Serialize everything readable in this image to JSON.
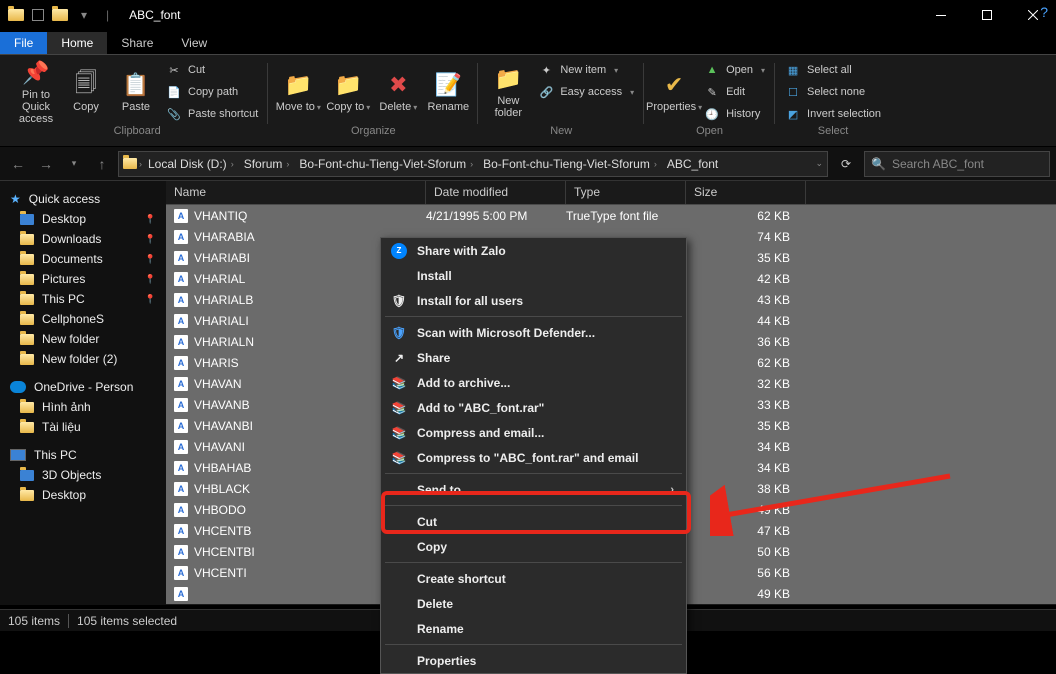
{
  "window_title": "ABC_font",
  "tabs": {
    "file": "File",
    "home": "Home",
    "share": "Share",
    "view": "View"
  },
  "ribbon": {
    "pin": "Pin to Quick access",
    "copy": "Copy",
    "paste": "Paste",
    "cut": "Cut",
    "copy_path": "Copy path",
    "paste_shortcut": "Paste shortcut",
    "clipboard": "Clipboard",
    "move_to": "Move to",
    "copy_to": "Copy to",
    "delete": "Delete",
    "rename": "Rename",
    "organize": "Organize",
    "new_folder": "New folder",
    "new_item": "New item",
    "easy_access": "Easy access",
    "new": "New",
    "properties": "Properties",
    "open_label": "Open",
    "edit": "Edit",
    "history": "History",
    "open": "Open",
    "select_all": "Select all",
    "select_none": "Select none",
    "invert": "Invert selection",
    "select": "Select"
  },
  "breadcrumb": [
    "Local Disk (D:)",
    "Sforum",
    "Bo-Font-chu-Tieng-Viet-Sforum",
    "Bo-Font-chu-Tieng-Viet-Sforum",
    "ABC_font"
  ],
  "search_placeholder": "Search ABC_font",
  "columns": {
    "name": "Name",
    "date": "Date modified",
    "type": "Type",
    "size": "Size"
  },
  "sidebar": {
    "quick": "Quick access",
    "items1": [
      "Desktop",
      "Downloads",
      "Documents",
      "Pictures",
      "This PC",
      "CellphoneS",
      "New folder",
      "New folder (2)"
    ],
    "onedrive": "OneDrive - Person",
    "items2": [
      "Hình ảnh",
      "Tài liệu"
    ],
    "thispc": "This PC",
    "items3": [
      "3D Objects",
      "Desktop"
    ]
  },
  "files": [
    {
      "n": "VHANTIQ",
      "d": "4/21/1995 5:00 PM",
      "t": "TrueType font file",
      "s": "62 KB"
    },
    {
      "n": "VHARABIA",
      "d": "",
      "t": "",
      "s": "74 KB"
    },
    {
      "n": "VHARIABI",
      "d": "",
      "t": "",
      "s": "35 KB"
    },
    {
      "n": "VHARIAL",
      "d": "",
      "t": "",
      "s": "42 KB"
    },
    {
      "n": "VHARIALB",
      "d": "",
      "t": "",
      "s": "43 KB"
    },
    {
      "n": "VHARIALI",
      "d": "",
      "t": "",
      "s": "44 KB"
    },
    {
      "n": "VHARIALN",
      "d": "",
      "t": "",
      "s": "36 KB"
    },
    {
      "n": "VHARIS",
      "d": "",
      "t": "",
      "s": "62 KB"
    },
    {
      "n": "VHAVAN",
      "d": "",
      "t": "",
      "s": "32 KB"
    },
    {
      "n": "VHAVANB",
      "d": "",
      "t": "",
      "s": "33 KB"
    },
    {
      "n": "VHAVANBI",
      "d": "",
      "t": "",
      "s": "35 KB"
    },
    {
      "n": "VHAVANI",
      "d": "",
      "t": "",
      "s": "34 KB"
    },
    {
      "n": "VHBAHAB",
      "d": "",
      "t": "",
      "s": "34 KB"
    },
    {
      "n": "VHBLACK",
      "d": "",
      "t": "",
      "s": "38 KB"
    },
    {
      "n": "VHBODO",
      "d": "",
      "t": "",
      "s": "49 KB"
    },
    {
      "n": "VHCENTB",
      "d": "",
      "t": "",
      "s": "47 KB"
    },
    {
      "n": "VHCENTBI",
      "d": "",
      "t": "",
      "s": "50 KB"
    },
    {
      "n": "VHCENTI",
      "d": "",
      "t": "",
      "s": "56 KB"
    },
    {
      "n": "",
      "d": "",
      "t": "",
      "s": "49 KB"
    }
  ],
  "context": {
    "share_zalo": "Share with Zalo",
    "install": "Install",
    "install_all": "Install for all users",
    "scan": "Scan with Microsoft Defender...",
    "share": "Share",
    "add_archive": "Add to archive...",
    "add_rar": "Add to \"ABC_font.rar\"",
    "compress_email": "Compress and email...",
    "compress_rar": "Compress to \"ABC_font.rar\" and email",
    "send_to": "Send to",
    "cut": "Cut",
    "copy": "Copy",
    "create_shortcut": "Create shortcut",
    "delete": "Delete",
    "rename": "Rename",
    "properties": "Properties"
  },
  "status": {
    "items": "105 items",
    "selected": "105 items selected"
  }
}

__________

Copy each line above where the string "properties" occurs.

    "properties": "Properties",
    "properties": "Properties"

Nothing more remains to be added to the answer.